Listed entries:
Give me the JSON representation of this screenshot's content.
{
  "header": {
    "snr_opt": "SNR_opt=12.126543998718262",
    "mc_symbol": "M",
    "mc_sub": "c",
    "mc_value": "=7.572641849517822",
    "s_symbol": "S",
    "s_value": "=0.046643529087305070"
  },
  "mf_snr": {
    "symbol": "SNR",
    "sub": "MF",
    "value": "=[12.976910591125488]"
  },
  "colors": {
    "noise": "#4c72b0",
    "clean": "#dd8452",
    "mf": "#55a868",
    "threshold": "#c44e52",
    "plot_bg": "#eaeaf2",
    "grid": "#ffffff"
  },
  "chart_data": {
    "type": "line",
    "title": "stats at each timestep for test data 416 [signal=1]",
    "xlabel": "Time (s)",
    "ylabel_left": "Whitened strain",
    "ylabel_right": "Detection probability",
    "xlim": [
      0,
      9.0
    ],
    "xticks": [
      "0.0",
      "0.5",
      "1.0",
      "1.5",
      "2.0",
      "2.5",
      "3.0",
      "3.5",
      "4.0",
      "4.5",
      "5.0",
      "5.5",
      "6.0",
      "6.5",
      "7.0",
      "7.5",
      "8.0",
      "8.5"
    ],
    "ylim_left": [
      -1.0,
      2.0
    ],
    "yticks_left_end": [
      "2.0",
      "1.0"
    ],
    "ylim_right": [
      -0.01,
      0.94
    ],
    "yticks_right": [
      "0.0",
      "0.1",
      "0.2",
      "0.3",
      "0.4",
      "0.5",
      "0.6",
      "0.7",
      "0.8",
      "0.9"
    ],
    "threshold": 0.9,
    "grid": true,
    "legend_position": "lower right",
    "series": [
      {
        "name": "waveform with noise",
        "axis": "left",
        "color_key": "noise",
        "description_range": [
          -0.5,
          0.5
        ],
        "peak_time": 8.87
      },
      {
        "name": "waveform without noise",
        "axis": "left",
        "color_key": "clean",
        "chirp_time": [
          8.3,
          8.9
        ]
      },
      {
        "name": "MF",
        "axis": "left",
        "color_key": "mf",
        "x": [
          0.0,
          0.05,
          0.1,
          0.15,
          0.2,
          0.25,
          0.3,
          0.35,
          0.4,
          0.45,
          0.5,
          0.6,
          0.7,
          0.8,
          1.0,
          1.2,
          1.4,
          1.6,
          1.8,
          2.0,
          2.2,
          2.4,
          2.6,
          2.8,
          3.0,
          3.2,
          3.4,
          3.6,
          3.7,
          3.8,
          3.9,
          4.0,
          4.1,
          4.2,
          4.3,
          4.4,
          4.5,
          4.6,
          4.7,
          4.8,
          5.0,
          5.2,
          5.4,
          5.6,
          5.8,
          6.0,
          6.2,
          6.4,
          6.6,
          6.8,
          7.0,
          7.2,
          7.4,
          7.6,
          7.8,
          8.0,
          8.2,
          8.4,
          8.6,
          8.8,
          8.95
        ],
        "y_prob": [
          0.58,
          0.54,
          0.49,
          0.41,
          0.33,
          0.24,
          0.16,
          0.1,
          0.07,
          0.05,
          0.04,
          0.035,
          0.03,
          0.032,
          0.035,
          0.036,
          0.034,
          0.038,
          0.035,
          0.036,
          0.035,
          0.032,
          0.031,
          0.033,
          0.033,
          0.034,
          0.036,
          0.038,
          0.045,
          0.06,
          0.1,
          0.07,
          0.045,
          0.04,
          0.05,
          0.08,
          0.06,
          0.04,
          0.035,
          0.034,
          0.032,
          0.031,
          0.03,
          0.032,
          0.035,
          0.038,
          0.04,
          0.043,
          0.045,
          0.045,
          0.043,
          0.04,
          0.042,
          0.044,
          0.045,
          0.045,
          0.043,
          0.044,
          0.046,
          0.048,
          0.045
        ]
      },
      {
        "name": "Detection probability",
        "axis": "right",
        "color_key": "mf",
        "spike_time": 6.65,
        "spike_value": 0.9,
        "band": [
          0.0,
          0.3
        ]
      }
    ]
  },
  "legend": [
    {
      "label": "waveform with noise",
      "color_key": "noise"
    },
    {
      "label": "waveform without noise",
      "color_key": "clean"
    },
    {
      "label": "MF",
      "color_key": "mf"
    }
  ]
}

Short problem: Your task is to extract all of the records exactly.

Exercise response:
Give me the JSON representation of this screenshot's content.
{
  "header": {
    "snr_opt": "SNR_opt=12.126543998718262",
    "mc_symbol": "M",
    "mc_sub": "c",
    "mc_value": "=7.572641849517822",
    "s_symbol": "S",
    "s_value": "=0.046643529087305070"
  },
  "mf_snr": {
    "symbol": "SNR",
    "sub": "MF",
    "value": "=[12.976910591125488]"
  },
  "colors": {
    "noise": "#4c72b0",
    "clean": "#dd8452",
    "mf": "#55a868",
    "threshold": "#c44e52",
    "plot_bg": "#eaeaf2",
    "grid": "#ffffff"
  },
  "chart_data": {
    "type": "line",
    "title": "stats at each timestep for test data 416 [signal=1]",
    "xlabel": "Time (s)",
    "ylabel_left": "Whitened strain",
    "ylabel_right": "Detection probability",
    "xlim": [
      0,
      9.0
    ],
    "xticks": [
      "0.0",
      "0.5",
      "1.0",
      "1.5",
      "2.0",
      "2.5",
      "3.0",
      "3.5",
      "4.0",
      "4.5",
      "5.0",
      "5.5",
      "6.0",
      "6.5",
      "7.0",
      "7.5",
      "8.0",
      "8.5"
    ],
    "ylim_left": [
      -1.0,
      2.0
    ],
    "yticks_left_end": [
      "2.0",
      "1.0"
    ],
    "ylim_right": [
      -0.01,
      0.94
    ],
    "yticks_right": [
      "0.0",
      "0.1",
      "0.2",
      "0.3",
      "0.4",
      "0.5",
      "0.6",
      "0.7",
      "0.8",
      "0.9"
    ],
    "threshold": 0.9,
    "grid": true,
    "legend_position": "lower right",
    "series": [
      {
        "name": "waveform with noise",
        "axis": "left",
        "color_key": "noise",
        "description_range": [
          -0.5,
          0.5
        ],
        "peak_time": 8.87
      },
      {
        "name": "waveform without noise",
        "axis": "left",
        "color_key": "clean",
        "chirp_time": [
          8.3,
          8.9
        ]
      },
      {
        "name": "MF",
        "axis": "left",
        "color_key": "mf",
        "x": [
          0.0,
          0.05,
          0.1,
          0.15,
          0.2,
          0.25,
          0.3,
          0.35,
          0.4,
          0.45,
          0.5,
          0.6,
          0.7,
          0.8,
          1.0,
          1.2,
          1.4,
          1.6,
          1.8,
          2.0,
          2.2,
          2.4,
          2.6,
          2.8,
          3.0,
          3.2,
          3.4,
          3.6,
          3.7,
          3.8,
          3.9,
          4.0,
          4.1,
          4.2,
          4.3,
          4.4,
          4.5,
          4.6,
          4.7,
          4.8,
          5.0,
          5.2,
          5.4,
          5.6,
          5.8,
          6.0,
          6.2,
          6.4,
          6.6,
          6.8,
          7.0,
          7.2,
          7.4,
          7.6,
          7.8,
          8.0,
          8.2,
          8.4,
          8.6,
          8.8,
          8.95
        ],
        "y_prob": [
          0.58,
          0.54,
          0.49,
          0.41,
          0.33,
          0.24,
          0.16,
          0.1,
          0.07,
          0.05,
          0.04,
          0.035,
          0.03,
          0.032,
          0.035,
          0.036,
          0.034,
          0.038,
          0.035,
          0.036,
          0.035,
          0.032,
          0.031,
          0.033,
          0.033,
          0.034,
          0.036,
          0.038,
          0.045,
          0.06,
          0.1,
          0.07,
          0.045,
          0.04,
          0.05,
          0.08,
          0.06,
          0.04,
          0.035,
          0.034,
          0.032,
          0.031,
          0.03,
          0.032,
          0.035,
          0.038,
          0.04,
          0.043,
          0.045,
          0.045,
          0.043,
          0.04,
          0.042,
          0.044,
          0.045,
          0.045,
          0.043,
          0.044,
          0.046,
          0.048,
          0.045
        ]
      },
      {
        "name": "Detection probability",
        "axis": "right",
        "color_key": "mf",
        "spike_time": 6.65,
        "spike_value": 0.9,
        "band": [
          0.0,
          0.3
        ]
      }
    ]
  },
  "legend": [
    {
      "label": "waveform with noise",
      "color_key": "noise"
    },
    {
      "label": "waveform without noise",
      "color_key": "clean"
    },
    {
      "label": "MF",
      "color_key": "mf"
    }
  ]
}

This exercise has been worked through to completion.